> _Set exercise_: Write the next part of the passage on implementing argmax in Python, picking up after its last sentence.

> _Source passage_:
[Start]
After googling a few minutes I realized that there is no such built-in $argmax$ function in the standard libs of Python and several people on the web are actually arguing which approach is the best.

Probably the "pythonic" solution is that I should use a dictionary (i.e. a Map) instead, whenever the indices actually matter - I'll try also that. However, it seems that is's also a non-obvious question :P

We have this post on StackOverflow. From the accepted answer we get that if $keys$ is an iterable and $f$ is a function mapping keys to some values, then $max( keys, f )$ is exactly an $argmax$ function: gives back the element $k\in keys$ on which $f$ takes its maximum.

Now if $t$ is an array, then its domain is $range(len(t))$ : $len(t)$ gives back the size of the array and $range( k )$ produces sort of an iterable, the set ${0,\ldots, k-1}$ of indices, without explicitly constructing it (at least in Python 3.0. In previous editions I had to use $xrange$ to this behaviour, while the old version of $range$ constructed the set. But since 3.0, $range$ is the new $xrange$.

So we have $keys$, what's with $f$? We need a function there which gets an index $i$ and returns $t[i]$. At first sight I thought immediately, that's what those $lamba$s are for! the expression $lambda x:t[x]$ is a function, which gets $x$ as an argument and returns $t[x]$.

Hence we have our first $argmax$ variant:

def argmax1( t ):
    return max( range(len(t)), key=lambda x:t[x] )

I was happy for a couple of minutes having figured out this one (recall that's my very first Python code :P ), I even tweeted that one out. Then I decided to do some benchmarking whether it's the most efficient option or not. Okay, Python is not for speed, I know that but I'm a courious guy. Also, there is a debate on SO whether those $lambda$s are usable at all, and scrolling through the library reference I found that arrays have a $\_\_getitem\_\_$ function (and of course $t.\_\_getitem\_\_(i) $ returns $t[i]$). Hence the second variant became

def argmax2( t ):
    return max( range(len(t)), key=t.__getitem__ )

There are several other approaches, e.g. first calling $max$ to find the maximum value, then calling $index$ to find the index:

def argmax3( t ):
    return t.index( max( t ) )

Theoretically I agreed with the comment "This approach is theoretically suboptimal because it iterates over the list twice." However, I thought it did not hurt to implement it. Also, this guy here claims it beats another variant (without giving any specific detail on his benchmark) and I wanted to double-check. Also, from him using $xrange$ we know that it's a pre-3.0 code so things could have changed.

Another comment suggested

def argmax4( t ):
    return max(enumerate(t), key=lambda t:t[1])[0]

that is, converting the array first to an iterable of $key-value$ pairs, and crafting a $lambda$ returning the $value$ part. $Max$ing this we get a $(key,value)$ with the maximal value, and getting its $0$th entry returns the $key$ we seek for. OK. Been there, done that.

I was also curious how a totally non-Pythonic method performs:
def argmax5( t ):
    ret = 0
    maxval = t[0]
    for i in range(len(t)):
      if maxval < t[i]:
        ret, maxval = i, t[i]
    return ret
that is, a totally imperative approach as I would do in C, say.
[End]
> _Data excerpts_:
[Start]
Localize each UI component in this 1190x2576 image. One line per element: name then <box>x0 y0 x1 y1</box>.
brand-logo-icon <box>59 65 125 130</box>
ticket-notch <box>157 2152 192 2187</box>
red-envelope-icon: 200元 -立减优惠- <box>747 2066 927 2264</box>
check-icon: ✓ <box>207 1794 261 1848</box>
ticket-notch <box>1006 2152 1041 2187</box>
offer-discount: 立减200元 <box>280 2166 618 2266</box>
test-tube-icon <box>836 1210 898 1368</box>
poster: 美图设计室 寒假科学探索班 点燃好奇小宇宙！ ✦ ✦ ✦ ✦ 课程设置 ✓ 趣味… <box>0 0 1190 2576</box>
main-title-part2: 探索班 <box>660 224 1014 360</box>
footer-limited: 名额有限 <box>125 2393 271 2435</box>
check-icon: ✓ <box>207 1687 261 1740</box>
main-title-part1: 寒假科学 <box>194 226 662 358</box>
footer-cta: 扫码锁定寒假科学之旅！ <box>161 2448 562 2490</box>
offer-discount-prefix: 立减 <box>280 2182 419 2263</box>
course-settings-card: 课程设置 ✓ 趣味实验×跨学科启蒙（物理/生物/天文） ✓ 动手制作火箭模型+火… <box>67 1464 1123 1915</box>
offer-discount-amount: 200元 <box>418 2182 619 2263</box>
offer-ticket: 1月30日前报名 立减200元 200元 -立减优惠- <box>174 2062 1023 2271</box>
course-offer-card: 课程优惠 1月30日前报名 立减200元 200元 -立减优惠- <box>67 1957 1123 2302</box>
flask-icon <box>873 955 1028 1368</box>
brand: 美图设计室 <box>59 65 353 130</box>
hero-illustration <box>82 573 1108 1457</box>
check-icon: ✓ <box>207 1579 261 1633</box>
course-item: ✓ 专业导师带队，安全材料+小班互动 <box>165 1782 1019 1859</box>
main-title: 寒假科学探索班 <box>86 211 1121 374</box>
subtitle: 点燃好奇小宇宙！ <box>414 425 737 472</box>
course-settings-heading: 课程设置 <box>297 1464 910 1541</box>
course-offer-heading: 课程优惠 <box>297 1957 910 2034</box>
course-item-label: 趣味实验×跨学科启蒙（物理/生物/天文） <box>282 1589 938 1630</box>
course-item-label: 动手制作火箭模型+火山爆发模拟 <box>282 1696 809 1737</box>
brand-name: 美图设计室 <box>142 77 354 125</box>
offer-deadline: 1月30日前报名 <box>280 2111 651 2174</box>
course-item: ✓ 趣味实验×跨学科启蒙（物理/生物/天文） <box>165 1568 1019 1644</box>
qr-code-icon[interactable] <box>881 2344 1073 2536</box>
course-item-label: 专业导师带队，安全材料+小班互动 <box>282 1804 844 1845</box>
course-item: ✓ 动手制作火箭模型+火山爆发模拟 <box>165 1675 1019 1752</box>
[End]
> _Output for this task_:
The previous post compared the $index-max$ combo with
def argmax6( t ):
    return max(zip(t, range(len(t))))[1]
so I included this one as well. Here, the zip method takes two lists $(a_1, a_2, \ldots, a_k)$ and $(b_1, b_2, \ldots, b_k)$ and produces $((a_1,b_1), (a_2,b_2), \ldots, (a_k,b_k))$, then computes the (lexicographic) maximum which is exactly the $(value,index)$ pair we seek, then with the projection to the $index$ coordinate it gets rid of the value, neat. He uses $izip$ and $xrange$ since "these iterators are lazy" but since Python 3.0 $zip$ and $range$ are lazy as well (and $zip$ and $xrange$ are non-existent) so I used the latter ones.

Since I already had six different implementations for such an obvious task (and the Zen of Python states that "There should be one-- and preferably only one --obvious way to do it."... okay, it also states that "Although that way may not be obvious at first unless you're Dutch." and I'm not Dutch, so it's okay I guess), I decided to run a small benchmark, generating a random array of length, say, 100.000:
t = [random.random() for _ in range(100000)]
(easy enough), and timing the functions on this array:
guys = [argmax1, argmax2, argmax3, argmax4, argmax5, argmax6 ]
for f in guys:
    print(f.__name__, timeit.timeit(f, number=10))
timing each guy ten times.

My expectation was that $argmax5$ and $argmax3$ should be the slowest due to their non-Pythonic and obviously inefficient way; $argmax4$ and $argmax6$ seemed to be roughly equivalent ($zip$ vs $enumerate$ for essentially the same tupling thing), and $argmax1$ and $argmax2$ also seemed to be equivalent (but no tupling there), so I guessed these will score best, with $argmax2$ being slightly faster due to the abscence of lambdas. Complete code is here.

Aaaand the winner is:
argmax1 0.23996164304831566
argmax2 0.13004148940632398
argmax3 0.04990375064590147
argmax4 0.25151111932153347
argmax5 0.12684567172410843
argmax6 0.14380688729499602


For those of you who cannot read, compare numbers, interpret colors or simply forgot which function was which:
1. The fastest method became the $max-index$ combo, which is theoretically the worst one since it traverses the array twice. With a runtime 0.04. The second one having a runtime of 0.12.
2. The second, third and fourth place go to variants 5, 2 and 6 with not too big differences, 0.12--0.14. That is, to the totally non-Pythonic usage of a $for$ loop, to the $\_\_getitem\_\_$ variant of the $max$ function and to the $zip$per method.
3. At the end there is $argmax1$ with 0.23 secs (that's the first one, $max$ with the $lambda$ key) and $argmax4$ with 0.25 secs (the $enumerate$-$lambda$ combo). About six times slower than the best one and about two times slower than the other candidates.

Soo.. for me these results yield that
1. I will probably not use $lambda$s ever, they seem to ruin readability AND performance at the same time.
2. Calling $range(len(t))$ and iterating it probably has some heavy overhead. I really think that it's the bottleneck for those implementations ranging at 0.12--0.14 secs since it's the common part of them. 

Any thoughts on that? Python experts out there? :-)